Exclude the pictures, then copy all remaining records exactly.

### DATASET RECORDS
▬▬▬▬▬▬

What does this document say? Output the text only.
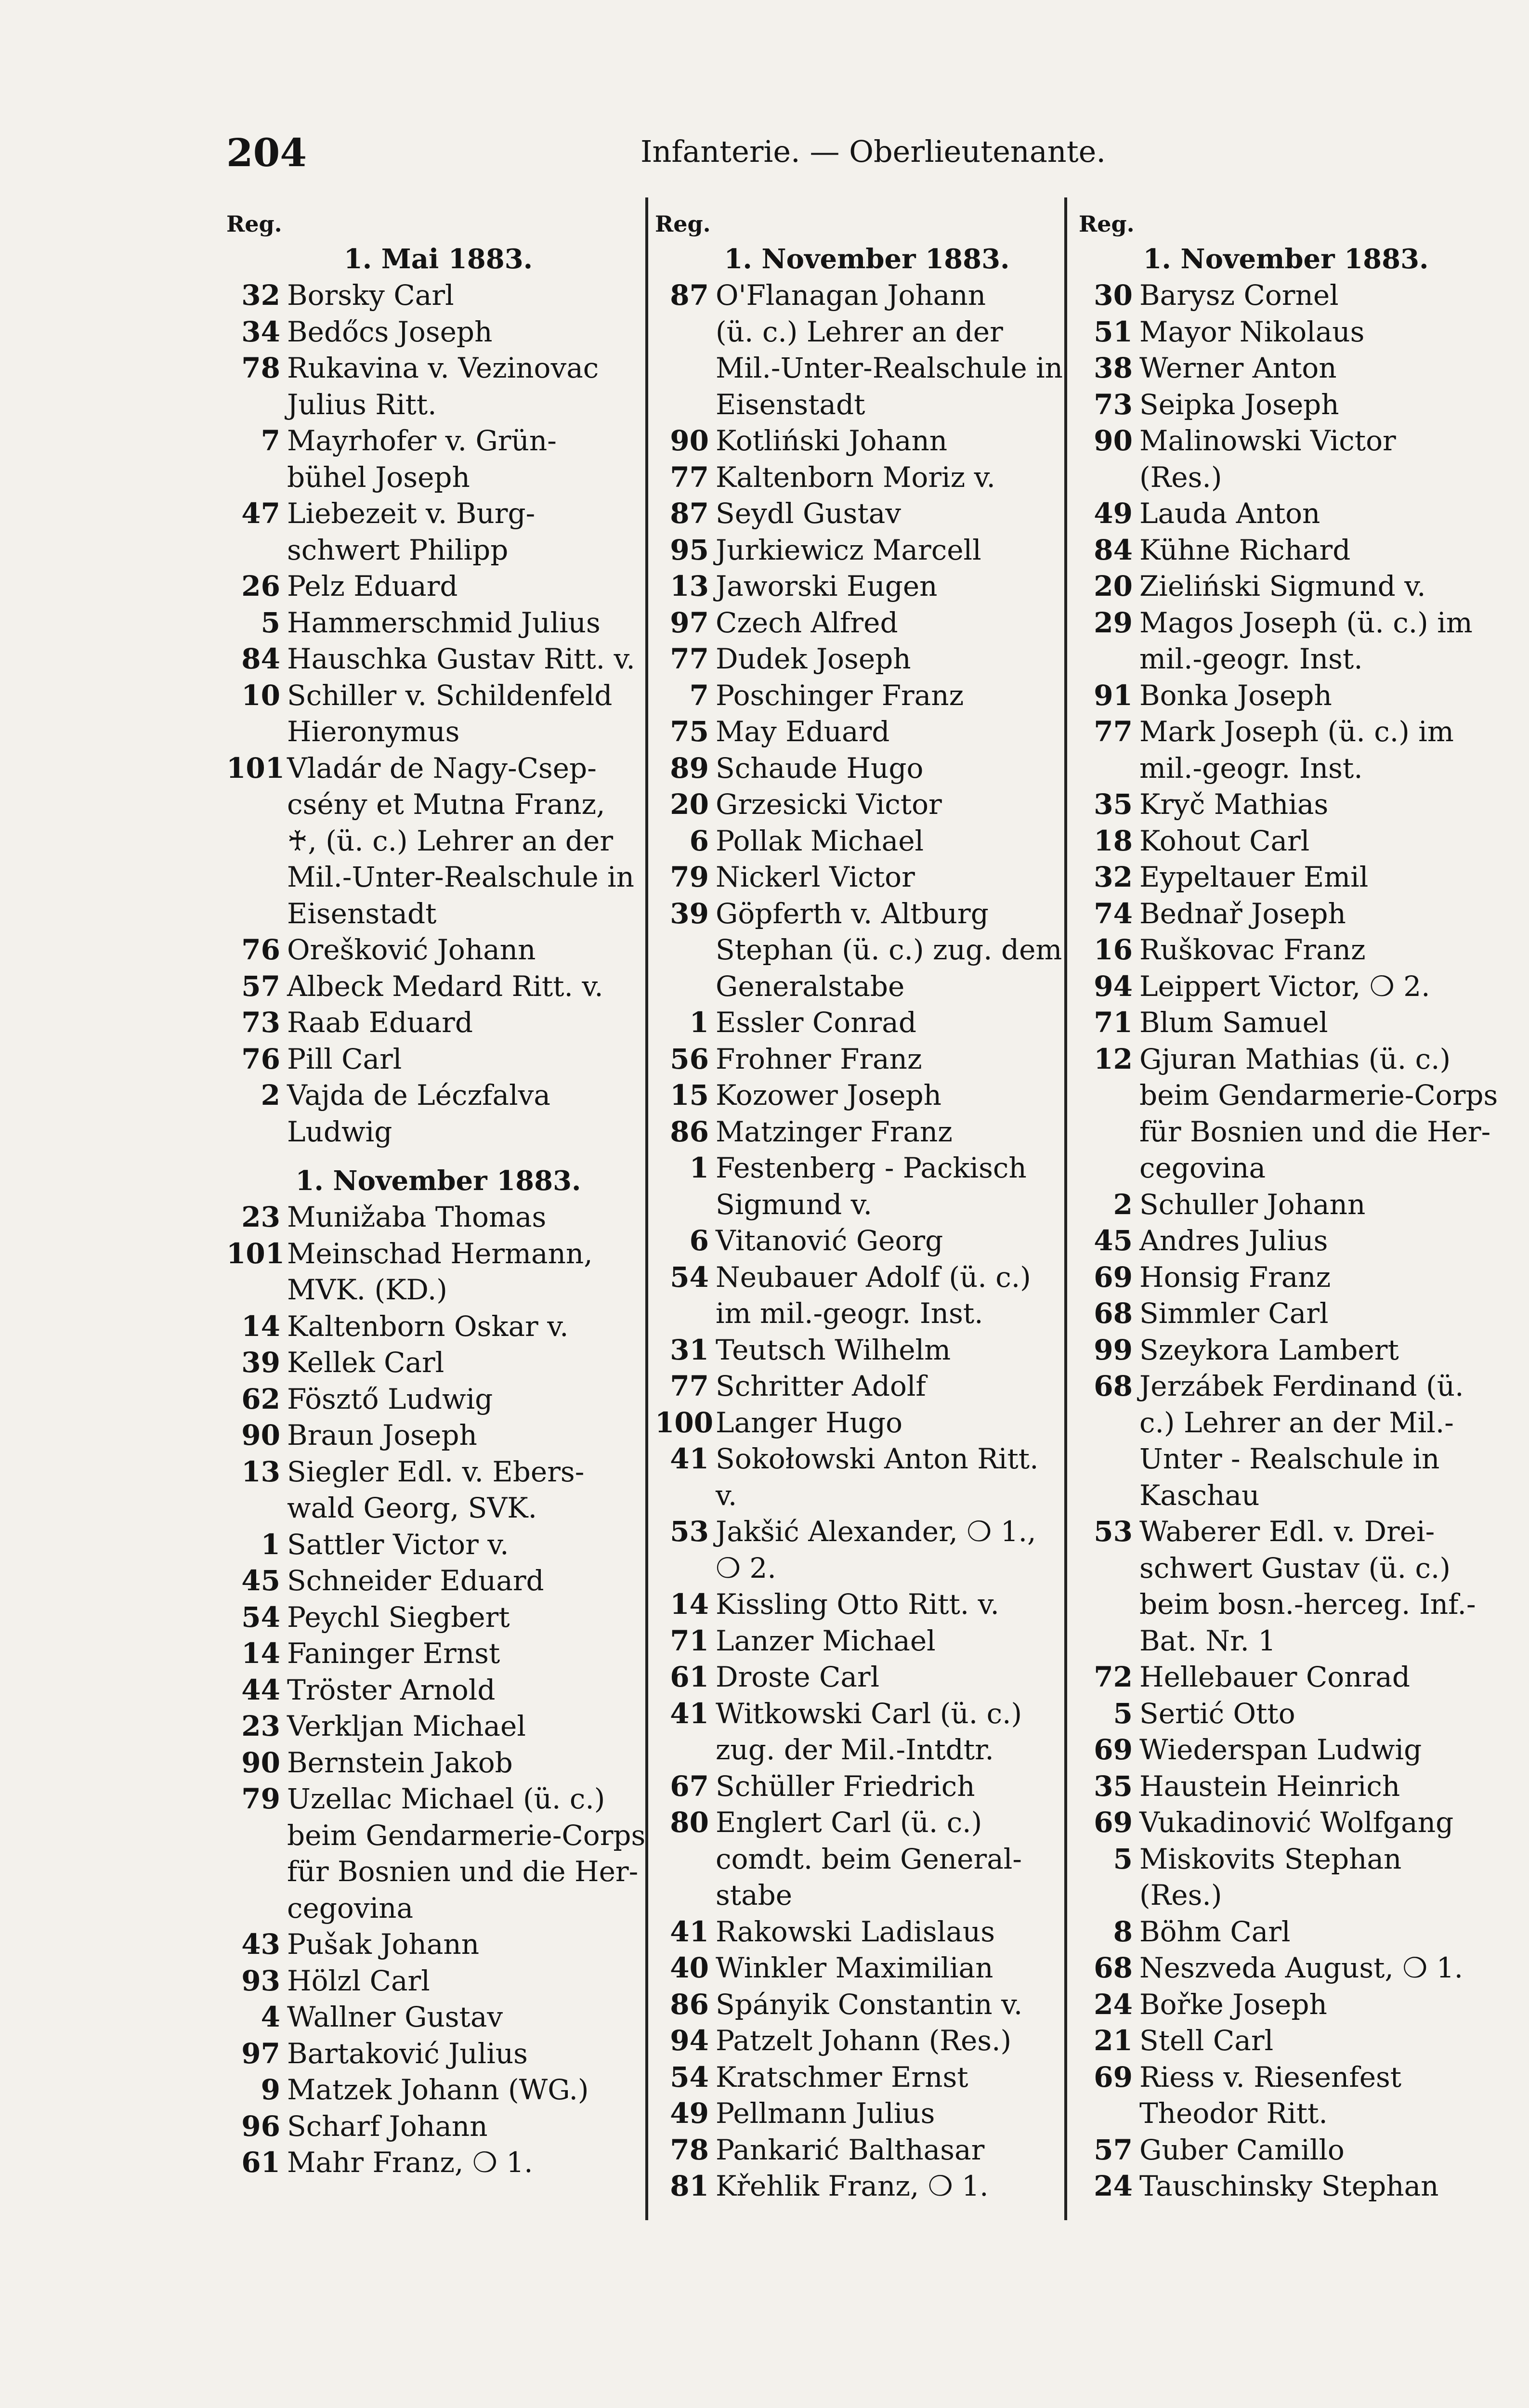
204	Infanterie. — Oberlieutenante.
Reg.
1. Mai 1883.
32 Borsky Carl
34 Bedőcs Joseph
78 Rukavina v. Vezinovac
Julius Ritt.
7 Mayrhofer v. Grün-
bühel Joseph
47 Liebezeit v. Burg-
schwert Philipp
26 Pelz Eduard
5 Hammerschmid Julius
84 Hauschka Gustav Ritt. v.
10 Schiller v. Schildenfeld
Hieronymus
101Vladár de Nagy-Csep-
csény et Mutna Franz,
♰, (ü. c.) Lehrer an der
Mil.-Unter-Realschule in
Eisenstadt
76 Orešković Johann
57 Albeck Medard Ritt. v.
73 Raab Eduard
76 Pill Carl
2 Vajda de Léczfalva
Ludwig
1. November 1883.
23 Munižaba Thomas
101Meinschad Hermann,
MVK. (KD.)
14 Kaltenborn Oskar v.
39 Kellek Carl
62 Fösztő Ludwig
90 Braun Joseph
13 Siegler Edl. v. Ebers-
wald Georg, SVK.
1 Sattler Victor v.
45 Schneider Eduard
54 Peychl Siegbert
14 Faninger Ernst
44 Tröster Arnold
23 Verkljan Michael
90 Bernstein Jakob
79 Uzellac Michael (ü. c.)
beim Gendarmerie-Corps
für Bosnien und die Her-
cegovina
43 Pušak Johann
93 Hölzl Carl
4 Wallner Gustav
97 Bartaković Julius
9 Matzek Johann (WG.)
96 Scharf Johann
61 Mahr Franz, ❍ 1.
Reg.
1. November 1883.
87 O'Flanagan Johann
(ü. c.) Lehrer an der
Mil.-Unter-Realschule in
Eisenstadt
90 Kotliński Johann
77 Kaltenborn Moriz v.
87 Seydl Gustav
95 Jurkiewicz Marcell
13 Jaworski Eugen
97 Czech Alfred
77 Dudek Joseph
7 Poschinger Franz
75 May Eduard
89 Schaude Hugo
20 Grzesicki Victor
6 Pollak Michael
79 Nickerl Victor
39 Göpferth v. Altburg
Stephan (ü. c.) zug. dem
Generalstabe
1 Essler Conrad
56 Frohner Franz
15 Kozower Joseph
86 Matzinger Franz
1 Festenberg - Packisch
Sigmund v.
6 Vitanović Georg
54 Neubauer Adolf (ü. c.)
im mil.-geogr. Inst.
31 Teutsch Wilhelm
77 Schritter Adolf
100Langer Hugo
41 Sokołowski Anton Ritt.
v.
53 Jakšić Alexander, ❍ 1.,
❍ 2.
14 Kissling Otto Ritt. v.
71 Lanzer Michael
61 Droste Carl
41 Witkowski Carl (ü. c.)
zug. der Mil.-Intdtr.
67 Schüller Friedrich
80 Englert Carl (ü. c.)
comdt. beim General-
stabe
41 Rakowski Ladislaus
40 Winkler Maximilian
86 Spányik Constantin v.
94 Patzelt Johann (Res.)
54 Kratschmer Ernst
49 Pellmann Julius
78 Pankarić Balthasar
81 Křehlik Franz, ❍ 1.
Reg.
1. November 1883.
30 Barysz Cornel
51 Mayor Nikolaus
38 Werner Anton
73 Seipka Joseph
90 Malinowski Victor
(Res.)
49 Lauda Anton
84 Kühne Richard
20 Zieliński Sigmund v.
29 Magos Joseph (ü. c.) im
mil.-geogr. Inst.
91 Bonka Joseph
77 Mark Joseph (ü. c.) im
mil.-geogr. Inst.
35 Kryč Mathias
18 Kohout Carl
32 Eypeltauer Emil
74 Bednař Joseph
16 Ruškovac Franz
94 Leippert Victor, ❍ 2.
71 Blum Samuel
12 Gjuran Mathias (ü. c.)
beim Gendarmerie-Corps
für Bosnien und die Her-
cegovina
2 Schuller Johann
45 Andres Julius
69 Honsig Franz
68 Simmler Carl
99 Szeykora Lambert
68 Jerzábek Ferdinand (ü.
c.) Lehrer an der Mil.-
Unter - Realschule in
Kaschau
53 Waberer Edl. v. Drei-
schwert Gustav (ü. c.)
beim bosn.-herceg. Inf.-
Bat. Nr. 1
72 Hellebauer Conrad
5 Sertić Otto
69 Wiederspan Ludwig
35 Haustein Heinrich
69 Vukadinović Wolfgang
5 Miskovits Stephan
(Res.)
8 Böhm Carl
68 Neszveda August, ❍ 1.
24 Bořke Joseph
21 Stell Carl
69 Riess v. Riesenfest
Theodor Ritt.
57 Guber Camillo
24 Tauschinsky Stephan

▬▬▬▬▬▬

### SOLUTION FOR THIS EXERCISE
What does this document say? Output the text only.
204	Infanterie. — Oberlieutenante.
Reg.
1. Mai 1883.
32 Borsky Carl
34 Bedőcs Joseph
78 Rukavina v. Vezinovac
Julius Ritt.
7 Mayrhofer v. Grün-
bühel Joseph
47 Liebezeit v. Burg-
schwert Philipp
26 Pelz Eduard
5 Hammerschmid Julius
84 Hauschka Gustav Ritt. v.
10 Schiller v. Schildenfeld
Hieronymus
101Vladár de Nagy-Csep-
csény et Mutna Franz,
♰, (ü. c.) Lehrer an der
Mil.-Unter-Realschule in
Eisenstadt
76 Orešković Johann
57 Albeck Medard Ritt. v.
73 Raab Eduard
76 Pill Carl
2 Vajda de Léczfalva
Ludwig
1. November 1883.
23 Munižaba Thomas
101Meinschad Hermann,
MVK. (KD.)
14 Kaltenborn Oskar v.
39 Kellek Carl
62 Fösztő Ludwig
90 Braun Joseph
13 Siegler Edl. v. Ebers-
wald Georg, SVK.
1 Sattler Victor v.
45 Schneider Eduard
54 Peychl Siegbert
14 Faninger Ernst
44 Tröster Arnold
23 Verkljan Michael
90 Bernstein Jakob
79 Uzellac Michael (ü. c.)
beim Gendarmerie-Corps
für Bosnien und die Her-
cegovina
43 Pušak Johann
93 Hölzl Carl
4 Wallner Gustav
97 Bartaković Julius
9 Matzek Johann (WG.)
96 Scharf Johann
61 Mahr Franz, ❍ 1.
Reg.
1. November 1883.
87 O'Flanagan Johann
(ü. c.) Lehrer an der
Mil.-Unter-Realschule in
Eisenstadt
90 Kotliński Johann
77 Kaltenborn Moriz v.
87 Seydl Gustav
95 Jurkiewicz Marcell
13 Jaworski Eugen
97 Czech Alfred
77 Dudek Joseph
7 Poschinger Franz
75 May Eduard
89 Schaude Hugo
20 Grzesicki Victor
6 Pollak Michael
79 Nickerl Victor
39 Göpferth v. Altburg
Stephan (ü. c.) zug. dem
Generalstabe
1 Essler Conrad
56 Frohner Franz
15 Kozower Joseph
86 Matzinger Franz
1 Festenberg - Packisch
Sigmund v.
6 Vitanović Georg
54 Neubauer Adolf (ü. c.)
im mil.-geogr. Inst.
31 Teutsch Wilhelm
77 Schritter Adolf
100Langer Hugo
41 Sokołowski Anton Ritt.
v.
53 Jakšić Alexander, ❍ 1.,
❍ 2.
14 Kissling Otto Ritt. v.
71 Lanzer Michael
61 Droste Carl
41 Witkowski Carl (ü. c.)
zug. der Mil.-Intdtr.
67 Schüller Friedrich
80 Englert Carl (ü. c.)
comdt. beim General-
stabe
41 Rakowski Ladislaus
40 Winkler Maximilian
86 Spányik Constantin v.
94 Patzelt Johann (Res.)
54 Kratschmer Ernst
49 Pellmann Julius
78 Pankarić Balthasar
81 Křehlik Franz, ❍ 1.
Reg.
1. November 1883.
30 Barysz Cornel
51 Mayor Nikolaus
38 Werner Anton
73 Seipka Joseph
90 Malinowski Victor
(Res.)
49 Lauda Anton
84 Kühne Richard
20 Zieliński Sigmund v.
29 Magos Joseph (ü. c.) im
mil.-geogr. Inst.
91 Bonka Joseph
77 Mark Joseph (ü. c.) im
mil.-geogr. Inst.
35 Kryč Mathias
18 Kohout Carl
32 Eypeltauer Emil
74 Bednař Joseph
16 Ruškovac Franz
94 Leippert Victor, ❍ 2.
71 Blum Samuel
12 Gjuran Mathias (ü. c.)
beim Gendarmerie-Corps
für Bosnien und die Her-
cegovina
2 Schuller Johann
45 Andres Julius
69 Honsig Franz
68 Simmler Carl
99 Szeykora Lambert
68 Jerzábek Ferdinand (ü.
c.) Lehrer an der Mil.-
Unter - Realschule in
Kaschau
53 Waberer Edl. v. Drei-
schwert Gustav (ü. c.)
beim bosn.-herceg. Inf.-
Bat. Nr. 1
72 Hellebauer Conrad
5 Sertić Otto
69 Wiederspan Ludwig
35 Haustein Heinrich
69 Vukadinović Wolfgang
5 Miskovits Stephan
(Res.)
8 Böhm Carl
68 Neszveda August, ❍ 1.
24 Bořke Joseph
21 Stell Carl
69 Riess v. Riesenfest
Theodor Ritt.
57 Guber Camillo
24 Tauschinsky Stephan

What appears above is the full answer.